**DATA SUPPLIED:**
★ ★ ★ ★
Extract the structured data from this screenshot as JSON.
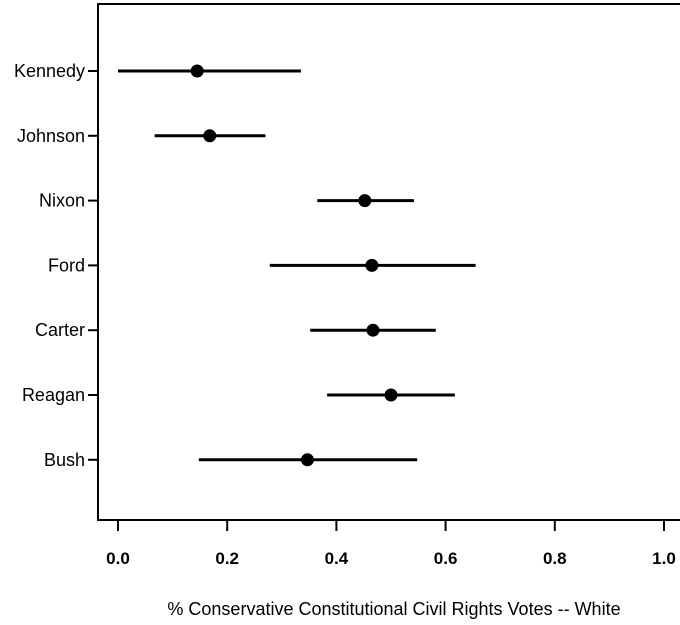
{
  "chart_data": {
    "type": "scatter",
    "title": "",
    "xlabel": "% Conservative Constitutional Civil Rights Votes -- White",
    "ylabel": "",
    "xlim": [
      0.0,
      1.0
    ],
    "x_ticks": [
      "0.0",
      "0.2",
      "0.4",
      "0.6",
      "0.8",
      "1.0"
    ],
    "grid": false,
    "legend": "none",
    "categories": [
      "Kennedy",
      "Johnson",
      "Nixon",
      "Ford",
      "Carter",
      "Reagan",
      "Bush"
    ],
    "estimates": [
      0.145,
      0.168,
      0.452,
      0.465,
      0.467,
      0.5,
      0.347
    ],
    "interval_low": [
      0.0,
      0.067,
      0.365,
      0.278,
      0.352,
      0.383,
      0.148
    ],
    "interval_high": [
      0.335,
      0.27,
      0.542,
      0.655,
      0.582,
      0.617,
      0.548
    ],
    "colors": {
      "marker": "#000000",
      "line": "#000000",
      "frame": "#000000"
    }
  }
}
★ ★ ★ ★
**INSTRUCTIONS TO FOLLOW:**
Leave out the pictures and copy everything else in the records word for word.

**ANSWER:**
Extract the structured data from this screenshot as JSON.
{
  "chart_data": {
    "type": "scatter",
    "title": "",
    "xlabel": "% Conservative Constitutional Civil Rights Votes -- White",
    "ylabel": "",
    "xlim": [
      0.0,
      1.0
    ],
    "x_ticks": [
      "0.0",
      "0.2",
      "0.4",
      "0.6",
      "0.8",
      "1.0"
    ],
    "grid": false,
    "legend": "none",
    "categories": [
      "Kennedy",
      "Johnson",
      "Nixon",
      "Ford",
      "Carter",
      "Reagan",
      "Bush"
    ],
    "estimates": [
      0.145,
      0.168,
      0.452,
      0.465,
      0.467,
      0.5,
      0.347
    ],
    "interval_low": [
      0.0,
      0.067,
      0.365,
      0.278,
      0.352,
      0.383,
      0.148
    ],
    "interval_high": [
      0.335,
      0.27,
      0.542,
      0.655,
      0.582,
      0.617,
      0.548
    ],
    "colors": {
      "marker": "#000000",
      "line": "#000000",
      "frame": "#000000"
    }
  }
}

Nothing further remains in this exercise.